TASK GOAL: Quote the whole listing word for word, please.

== RECORD SET ==

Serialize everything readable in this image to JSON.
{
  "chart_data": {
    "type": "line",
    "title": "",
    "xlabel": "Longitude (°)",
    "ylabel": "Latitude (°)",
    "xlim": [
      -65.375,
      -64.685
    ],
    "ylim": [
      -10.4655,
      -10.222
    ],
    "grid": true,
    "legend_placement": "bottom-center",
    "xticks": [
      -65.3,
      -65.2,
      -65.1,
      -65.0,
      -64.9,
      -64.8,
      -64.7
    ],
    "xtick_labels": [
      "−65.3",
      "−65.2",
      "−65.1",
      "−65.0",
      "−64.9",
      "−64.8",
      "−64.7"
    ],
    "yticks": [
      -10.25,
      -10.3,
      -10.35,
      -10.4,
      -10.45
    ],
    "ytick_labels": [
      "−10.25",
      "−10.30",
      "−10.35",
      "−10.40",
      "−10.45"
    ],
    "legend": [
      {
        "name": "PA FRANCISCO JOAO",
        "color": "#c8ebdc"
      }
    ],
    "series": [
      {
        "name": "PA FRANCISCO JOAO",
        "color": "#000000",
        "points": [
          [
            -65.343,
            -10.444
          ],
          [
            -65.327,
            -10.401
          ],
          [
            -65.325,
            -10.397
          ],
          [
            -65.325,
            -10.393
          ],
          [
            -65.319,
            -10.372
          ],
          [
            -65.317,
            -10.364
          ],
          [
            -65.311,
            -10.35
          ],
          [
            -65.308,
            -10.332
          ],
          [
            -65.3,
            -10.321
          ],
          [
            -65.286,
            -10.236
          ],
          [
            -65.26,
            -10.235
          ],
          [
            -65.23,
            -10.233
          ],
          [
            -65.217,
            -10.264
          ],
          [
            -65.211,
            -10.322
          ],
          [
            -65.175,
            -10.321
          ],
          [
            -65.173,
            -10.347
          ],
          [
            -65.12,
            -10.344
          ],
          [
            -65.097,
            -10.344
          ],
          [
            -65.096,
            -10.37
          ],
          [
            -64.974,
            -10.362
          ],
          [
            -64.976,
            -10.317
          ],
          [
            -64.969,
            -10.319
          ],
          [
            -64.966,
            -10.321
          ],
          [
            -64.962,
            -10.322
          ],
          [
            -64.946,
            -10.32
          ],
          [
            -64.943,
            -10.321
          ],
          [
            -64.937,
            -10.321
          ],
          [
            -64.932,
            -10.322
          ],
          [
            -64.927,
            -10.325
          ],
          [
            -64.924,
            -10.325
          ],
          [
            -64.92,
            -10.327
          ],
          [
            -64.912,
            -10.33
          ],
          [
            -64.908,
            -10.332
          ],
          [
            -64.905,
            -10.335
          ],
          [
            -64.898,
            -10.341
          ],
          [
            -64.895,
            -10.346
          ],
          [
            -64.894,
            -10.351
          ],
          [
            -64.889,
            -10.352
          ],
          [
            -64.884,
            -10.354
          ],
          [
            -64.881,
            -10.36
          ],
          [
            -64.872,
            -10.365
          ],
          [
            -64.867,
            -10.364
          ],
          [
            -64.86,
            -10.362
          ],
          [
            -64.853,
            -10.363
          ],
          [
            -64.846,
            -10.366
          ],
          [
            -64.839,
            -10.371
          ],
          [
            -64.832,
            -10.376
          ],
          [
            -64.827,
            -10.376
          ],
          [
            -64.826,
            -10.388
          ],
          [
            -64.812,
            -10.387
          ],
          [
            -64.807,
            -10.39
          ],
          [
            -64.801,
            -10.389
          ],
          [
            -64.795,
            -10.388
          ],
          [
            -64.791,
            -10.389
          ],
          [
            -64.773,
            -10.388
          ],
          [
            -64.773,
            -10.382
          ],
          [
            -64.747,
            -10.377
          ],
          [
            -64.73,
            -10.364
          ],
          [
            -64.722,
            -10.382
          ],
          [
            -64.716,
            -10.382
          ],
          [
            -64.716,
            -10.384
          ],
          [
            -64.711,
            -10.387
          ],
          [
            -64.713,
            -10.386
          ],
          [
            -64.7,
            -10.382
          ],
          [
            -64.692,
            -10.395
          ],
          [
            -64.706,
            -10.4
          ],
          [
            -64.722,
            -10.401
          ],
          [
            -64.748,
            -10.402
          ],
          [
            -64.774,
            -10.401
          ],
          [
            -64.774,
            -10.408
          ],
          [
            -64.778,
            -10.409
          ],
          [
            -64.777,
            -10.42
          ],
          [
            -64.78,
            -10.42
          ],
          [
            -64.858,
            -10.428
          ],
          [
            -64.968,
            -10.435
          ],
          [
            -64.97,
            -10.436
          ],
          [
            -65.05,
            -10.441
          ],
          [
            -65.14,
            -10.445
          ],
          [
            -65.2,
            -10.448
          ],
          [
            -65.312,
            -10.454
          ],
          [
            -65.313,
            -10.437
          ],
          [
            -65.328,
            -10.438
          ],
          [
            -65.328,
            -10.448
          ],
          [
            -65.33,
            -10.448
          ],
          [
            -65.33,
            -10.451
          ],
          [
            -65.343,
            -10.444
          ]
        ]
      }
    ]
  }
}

===

WRITTEN RESPONSE:
Serialize everything readable in this image to JSON.
{
  "chart_data": {
    "type": "line",
    "title": "",
    "xlabel": "Longitude (°)",
    "ylabel": "Latitude (°)",
    "xlim": [
      -65.375,
      -64.685
    ],
    "ylim": [
      -10.4655,
      -10.222
    ],
    "grid": true,
    "legend_placement": "bottom-center",
    "xticks": [
      -65.3,
      -65.2,
      -65.1,
      -65.0,
      -64.9,
      -64.8,
      -64.7
    ],
    "xtick_labels": [
      "−65.3",
      "−65.2",
      "−65.1",
      "−65.0",
      "−64.9",
      "−64.8",
      "−64.7"
    ],
    "yticks": [
      -10.25,
      -10.3,
      -10.35,
      -10.4,
      -10.45
    ],
    "ytick_labels": [
      "−10.25",
      "−10.30",
      "−10.35",
      "−10.40",
      "−10.45"
    ],
    "legend": [
      {
        "name": "PA FRANCISCO JOAO",
        "color": "#c8ebdc"
      }
    ],
    "series": [
      {
        "name": "PA FRANCISCO JOAO",
        "color": "#000000",
        "points": [
          [
            -65.343,
            -10.444
          ],
          [
            -65.327,
            -10.401
          ],
          [
            -65.325,
            -10.397
          ],
          [
            -65.325,
            -10.393
          ],
          [
            -65.319,
            -10.372
          ],
          [
            -65.317,
            -10.364
          ],
          [
            -65.311,
            -10.35
          ],
          [
            -65.308,
            -10.332
          ],
          [
            -65.3,
            -10.321
          ],
          [
            -65.286,
            -10.236
          ],
          [
            -65.26,
            -10.235
          ],
          [
            -65.23,
            -10.233
          ],
          [
            -65.217,
            -10.264
          ],
          [
            -65.211,
            -10.322
          ],
          [
            -65.175,
            -10.321
          ],
          [
            -65.173,
            -10.347
          ],
          [
            -65.12,
            -10.344
          ],
          [
            -65.097,
            -10.344
          ],
          [
            -65.096,
            -10.37
          ],
          [
            -64.974,
            -10.362
          ],
          [
            -64.976,
            -10.317
          ],
          [
            -64.969,
            -10.319
          ],
          [
            -64.966,
            -10.321
          ],
          [
            -64.962,
            -10.322
          ],
          [
            -64.946,
            -10.32
          ],
          [
            -64.943,
            -10.321
          ],
          [
            -64.937,
            -10.321
          ],
          [
            -64.932,
            -10.322
          ],
          [
            -64.927,
            -10.325
          ],
          [
            -64.924,
            -10.325
          ],
          [
            -64.92,
            -10.327
          ],
          [
            -64.912,
            -10.33
          ],
          [
            -64.908,
            -10.332
          ],
          [
            -64.905,
            -10.335
          ],
          [
            -64.898,
            -10.341
          ],
          [
            -64.895,
            -10.346
          ],
          [
            -64.894,
            -10.351
          ],
          [
            -64.889,
            -10.352
          ],
          [
            -64.884,
            -10.354
          ],
          [
            -64.881,
            -10.36
          ],
          [
            -64.872,
            -10.365
          ],
          [
            -64.867,
            -10.364
          ],
          [
            -64.86,
            -10.362
          ],
          [
            -64.853,
            -10.363
          ],
          [
            -64.846,
            -10.366
          ],
          [
            -64.839,
            -10.371
          ],
          [
            -64.832,
            -10.376
          ],
          [
            -64.827,
            -10.376
          ],
          [
            -64.826,
            -10.388
          ],
          [
            -64.812,
            -10.387
          ],
          [
            -64.807,
            -10.39
          ],
          [
            -64.801,
            -10.389
          ],
          [
            -64.795,
            -10.388
          ],
          [
            -64.791,
            -10.389
          ],
          [
            -64.773,
            -10.388
          ],
          [
            -64.773,
            -10.382
          ],
          [
            -64.747,
            -10.377
          ],
          [
            -64.73,
            -10.364
          ],
          [
            -64.722,
            -10.382
          ],
          [
            -64.716,
            -10.382
          ],
          [
            -64.716,
            -10.384
          ],
          [
            -64.711,
            -10.387
          ],
          [
            -64.713,
            -10.386
          ],
          [
            -64.7,
            -10.382
          ],
          [
            -64.692,
            -10.395
          ],
          [
            -64.706,
            -10.4
          ],
          [
            -64.722,
            -10.401
          ],
          [
            -64.748,
            -10.402
          ],
          [
            -64.774,
            -10.401
          ],
          [
            -64.774,
            -10.408
          ],
          [
            -64.778,
            -10.409
          ],
          [
            -64.777,
            -10.42
          ],
          [
            -64.78,
            -10.42
          ],
          [
            -64.858,
            -10.428
          ],
          [
            -64.968,
            -10.435
          ],
          [
            -64.97,
            -10.436
          ],
          [
            -65.05,
            -10.441
          ],
          [
            -65.14,
            -10.445
          ],
          [
            -65.2,
            -10.448
          ],
          [
            -65.312,
            -10.454
          ],
          [
            -65.313,
            -10.437
          ],
          [
            -65.328,
            -10.438
          ],
          [
            -65.328,
            -10.448
          ],
          [
            -65.33,
            -10.448
          ],
          [
            -65.33,
            -10.451
          ],
          [
            -65.343,
            -10.444
          ]
        ]
      }
    ]
  }
}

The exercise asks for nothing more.